• **EXERCISE MATERIALS**:
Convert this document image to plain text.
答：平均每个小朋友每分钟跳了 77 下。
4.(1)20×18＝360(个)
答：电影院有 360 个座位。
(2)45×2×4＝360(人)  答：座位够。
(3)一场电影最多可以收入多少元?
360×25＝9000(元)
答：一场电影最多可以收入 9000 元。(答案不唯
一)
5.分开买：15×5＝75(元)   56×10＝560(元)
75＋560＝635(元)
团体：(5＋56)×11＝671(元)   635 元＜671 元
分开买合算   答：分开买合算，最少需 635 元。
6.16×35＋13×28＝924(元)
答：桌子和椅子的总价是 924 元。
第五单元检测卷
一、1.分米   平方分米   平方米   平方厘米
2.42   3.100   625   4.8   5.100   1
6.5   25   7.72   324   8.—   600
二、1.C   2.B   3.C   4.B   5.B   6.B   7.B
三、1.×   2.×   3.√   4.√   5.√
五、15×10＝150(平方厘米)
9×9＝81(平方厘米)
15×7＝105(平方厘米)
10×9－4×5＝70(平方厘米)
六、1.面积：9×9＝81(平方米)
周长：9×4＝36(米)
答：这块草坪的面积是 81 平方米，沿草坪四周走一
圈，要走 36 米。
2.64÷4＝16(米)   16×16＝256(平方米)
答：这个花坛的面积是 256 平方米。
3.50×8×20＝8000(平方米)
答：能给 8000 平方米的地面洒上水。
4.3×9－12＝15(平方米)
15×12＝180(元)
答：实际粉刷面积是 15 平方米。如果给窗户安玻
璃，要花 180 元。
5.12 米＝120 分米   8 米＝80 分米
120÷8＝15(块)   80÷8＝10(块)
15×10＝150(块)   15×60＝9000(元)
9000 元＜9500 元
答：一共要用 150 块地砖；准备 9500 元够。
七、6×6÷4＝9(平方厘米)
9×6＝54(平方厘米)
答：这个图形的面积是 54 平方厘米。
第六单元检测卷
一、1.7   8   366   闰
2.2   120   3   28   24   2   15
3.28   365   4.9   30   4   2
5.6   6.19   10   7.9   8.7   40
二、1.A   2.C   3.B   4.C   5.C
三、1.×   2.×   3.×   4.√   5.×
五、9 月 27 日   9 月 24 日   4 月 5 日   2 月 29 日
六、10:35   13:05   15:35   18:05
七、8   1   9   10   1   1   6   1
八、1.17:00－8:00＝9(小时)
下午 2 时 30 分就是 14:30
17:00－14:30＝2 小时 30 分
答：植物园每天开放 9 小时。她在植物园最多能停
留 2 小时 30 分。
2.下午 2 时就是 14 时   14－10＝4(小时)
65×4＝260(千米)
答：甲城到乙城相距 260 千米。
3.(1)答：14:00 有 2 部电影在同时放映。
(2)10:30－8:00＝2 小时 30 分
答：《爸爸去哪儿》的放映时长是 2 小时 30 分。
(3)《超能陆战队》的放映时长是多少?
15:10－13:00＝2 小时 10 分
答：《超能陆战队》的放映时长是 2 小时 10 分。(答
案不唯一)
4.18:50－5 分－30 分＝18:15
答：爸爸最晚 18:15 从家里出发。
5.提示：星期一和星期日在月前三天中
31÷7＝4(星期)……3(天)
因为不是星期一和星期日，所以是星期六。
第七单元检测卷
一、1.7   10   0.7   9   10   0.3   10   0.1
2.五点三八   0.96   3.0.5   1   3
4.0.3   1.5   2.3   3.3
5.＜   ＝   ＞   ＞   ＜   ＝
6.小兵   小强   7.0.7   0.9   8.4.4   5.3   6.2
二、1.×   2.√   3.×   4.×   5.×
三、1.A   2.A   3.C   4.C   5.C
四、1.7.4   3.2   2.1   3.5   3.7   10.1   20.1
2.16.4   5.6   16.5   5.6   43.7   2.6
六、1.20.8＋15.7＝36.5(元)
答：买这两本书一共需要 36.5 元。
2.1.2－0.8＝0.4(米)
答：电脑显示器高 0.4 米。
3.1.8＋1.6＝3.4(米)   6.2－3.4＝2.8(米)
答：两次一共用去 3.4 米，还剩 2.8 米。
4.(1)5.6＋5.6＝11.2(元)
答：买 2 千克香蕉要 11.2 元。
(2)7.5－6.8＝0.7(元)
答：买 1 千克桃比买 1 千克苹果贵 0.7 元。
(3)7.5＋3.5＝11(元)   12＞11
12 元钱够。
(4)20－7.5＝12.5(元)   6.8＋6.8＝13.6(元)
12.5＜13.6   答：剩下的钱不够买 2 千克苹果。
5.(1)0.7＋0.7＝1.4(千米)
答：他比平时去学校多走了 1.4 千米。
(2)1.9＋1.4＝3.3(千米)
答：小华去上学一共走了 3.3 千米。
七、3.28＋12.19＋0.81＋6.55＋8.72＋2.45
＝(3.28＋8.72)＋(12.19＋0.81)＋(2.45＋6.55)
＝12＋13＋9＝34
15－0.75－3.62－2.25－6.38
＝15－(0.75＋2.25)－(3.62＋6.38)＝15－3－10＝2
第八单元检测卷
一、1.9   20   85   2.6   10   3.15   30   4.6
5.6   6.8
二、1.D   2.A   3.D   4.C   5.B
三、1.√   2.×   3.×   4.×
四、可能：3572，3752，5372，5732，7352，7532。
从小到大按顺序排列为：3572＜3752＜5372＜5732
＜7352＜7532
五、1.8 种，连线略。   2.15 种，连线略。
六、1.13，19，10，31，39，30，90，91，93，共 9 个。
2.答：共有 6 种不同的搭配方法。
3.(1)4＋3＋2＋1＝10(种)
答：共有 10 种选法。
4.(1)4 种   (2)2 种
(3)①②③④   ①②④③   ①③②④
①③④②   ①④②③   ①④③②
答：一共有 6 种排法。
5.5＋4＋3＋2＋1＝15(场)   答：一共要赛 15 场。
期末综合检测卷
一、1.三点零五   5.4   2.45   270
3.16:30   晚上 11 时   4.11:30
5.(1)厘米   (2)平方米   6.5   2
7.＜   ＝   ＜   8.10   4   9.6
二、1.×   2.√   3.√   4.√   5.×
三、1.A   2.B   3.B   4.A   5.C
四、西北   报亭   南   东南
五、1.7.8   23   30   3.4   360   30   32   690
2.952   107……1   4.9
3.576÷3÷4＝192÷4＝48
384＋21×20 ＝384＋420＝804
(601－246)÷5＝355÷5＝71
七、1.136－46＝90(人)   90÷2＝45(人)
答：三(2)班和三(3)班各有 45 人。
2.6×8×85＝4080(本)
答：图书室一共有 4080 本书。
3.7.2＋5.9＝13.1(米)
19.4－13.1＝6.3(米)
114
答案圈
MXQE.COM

---

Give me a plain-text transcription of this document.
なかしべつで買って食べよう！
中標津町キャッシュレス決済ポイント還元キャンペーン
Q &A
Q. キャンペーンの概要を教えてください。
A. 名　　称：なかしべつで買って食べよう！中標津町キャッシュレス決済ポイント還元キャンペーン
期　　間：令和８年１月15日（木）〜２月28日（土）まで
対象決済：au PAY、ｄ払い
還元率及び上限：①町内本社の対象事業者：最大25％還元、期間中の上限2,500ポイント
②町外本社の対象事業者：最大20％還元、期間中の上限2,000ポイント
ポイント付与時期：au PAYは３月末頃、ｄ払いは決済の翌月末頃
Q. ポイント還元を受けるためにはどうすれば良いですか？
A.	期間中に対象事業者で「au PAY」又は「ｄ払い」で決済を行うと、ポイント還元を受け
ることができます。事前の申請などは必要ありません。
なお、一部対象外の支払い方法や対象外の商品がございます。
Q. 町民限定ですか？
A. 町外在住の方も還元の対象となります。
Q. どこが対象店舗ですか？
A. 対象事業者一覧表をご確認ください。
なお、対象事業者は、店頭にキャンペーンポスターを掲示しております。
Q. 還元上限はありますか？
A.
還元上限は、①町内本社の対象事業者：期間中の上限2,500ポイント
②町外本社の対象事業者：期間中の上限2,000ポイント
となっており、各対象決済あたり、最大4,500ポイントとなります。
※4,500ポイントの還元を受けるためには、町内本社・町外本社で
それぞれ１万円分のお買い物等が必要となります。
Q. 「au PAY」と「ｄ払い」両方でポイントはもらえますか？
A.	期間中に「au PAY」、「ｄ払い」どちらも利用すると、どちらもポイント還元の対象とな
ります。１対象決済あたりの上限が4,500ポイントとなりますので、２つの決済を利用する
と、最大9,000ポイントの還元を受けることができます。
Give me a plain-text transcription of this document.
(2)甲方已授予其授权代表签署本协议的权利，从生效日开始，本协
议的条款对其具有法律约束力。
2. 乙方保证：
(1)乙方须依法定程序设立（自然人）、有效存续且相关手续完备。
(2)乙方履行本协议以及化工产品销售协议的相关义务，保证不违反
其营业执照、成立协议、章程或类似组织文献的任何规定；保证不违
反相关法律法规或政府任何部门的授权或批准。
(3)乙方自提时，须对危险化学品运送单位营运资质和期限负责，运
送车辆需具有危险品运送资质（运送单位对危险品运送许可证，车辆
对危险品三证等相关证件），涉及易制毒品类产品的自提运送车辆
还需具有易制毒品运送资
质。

• **SET TASK**: List all lines in the material containing the string "なかしべつで買って食べよう".

• **RESPONSE**:
なかしべつで買って食べよう！
A. 名　　称：なかしべつで買って食べよう！中標津町キャッシュレス決済ポイント還元キャンペーン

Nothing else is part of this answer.